◆ **Objective**
Can you write out all the lines word for word, with no pictures?

Entries with figure data
* START *

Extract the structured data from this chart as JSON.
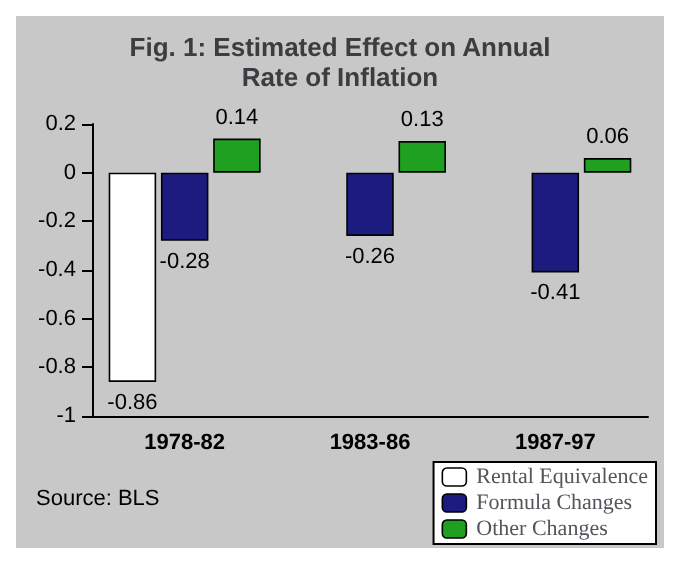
{
  "chart_data": {
    "type": "bar",
    "title": "Fig. 1: Estimated Effect on Annual\nRate of Inflation",
    "categories": [
      "1978-82",
      "1983-86",
      "1987-97"
    ],
    "series": [
      {
        "name": "Rental Equivalence",
        "color": "#ffffff",
        "values": [
          -0.86,
          null,
          null
        ]
      },
      {
        "name": "Formula Changes",
        "color": "#1c1c80",
        "values": [
          -0.28,
          -0.26,
          -0.41
        ]
      },
      {
        "name": "Other Changes",
        "color": "#20a020",
        "values": [
          0.14,
          0.13,
          0.06
        ]
      }
    ],
    "ylim": [
      -1,
      0.2
    ],
    "yticks": [
      -1,
      -0.8,
      -0.6,
      -0.4,
      -0.2,
      0,
      0.2
    ],
    "data_labels": true,
    "grid": false,
    "legend": "bottom right",
    "annotations": [
      "Source: BLS"
    ]
  }
}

* END *

◆ **Output for this exercise**
Extract the structured data from this chart as JSON.
{
  "chart_data": {
    "type": "bar",
    "title": "Fig. 1: Estimated Effect on Annual\nRate of Inflation",
    "categories": [
      "1978-82",
      "1983-86",
      "1987-97"
    ],
    "series": [
      {
        "name": "Rental Equivalence",
        "color": "#ffffff",
        "values": [
          -0.86,
          null,
          null
        ]
      },
      {
        "name": "Formula Changes",
        "color": "#1c1c80",
        "values": [
          -0.28,
          -0.26,
          -0.41
        ]
      },
      {
        "name": "Other Changes",
        "color": "#20a020",
        "values": [
          0.14,
          0.13,
          0.06
        ]
      }
    ],
    "ylim": [
      -1,
      0.2
    ],
    "yticks": [
      -1,
      -0.8,
      -0.6,
      -0.4,
      -0.2,
      0,
      0.2
    ],
    "data_labels": true,
    "grid": false,
    "legend": "bottom right",
    "annotations": [
      "Source: BLS"
    ]
  }
}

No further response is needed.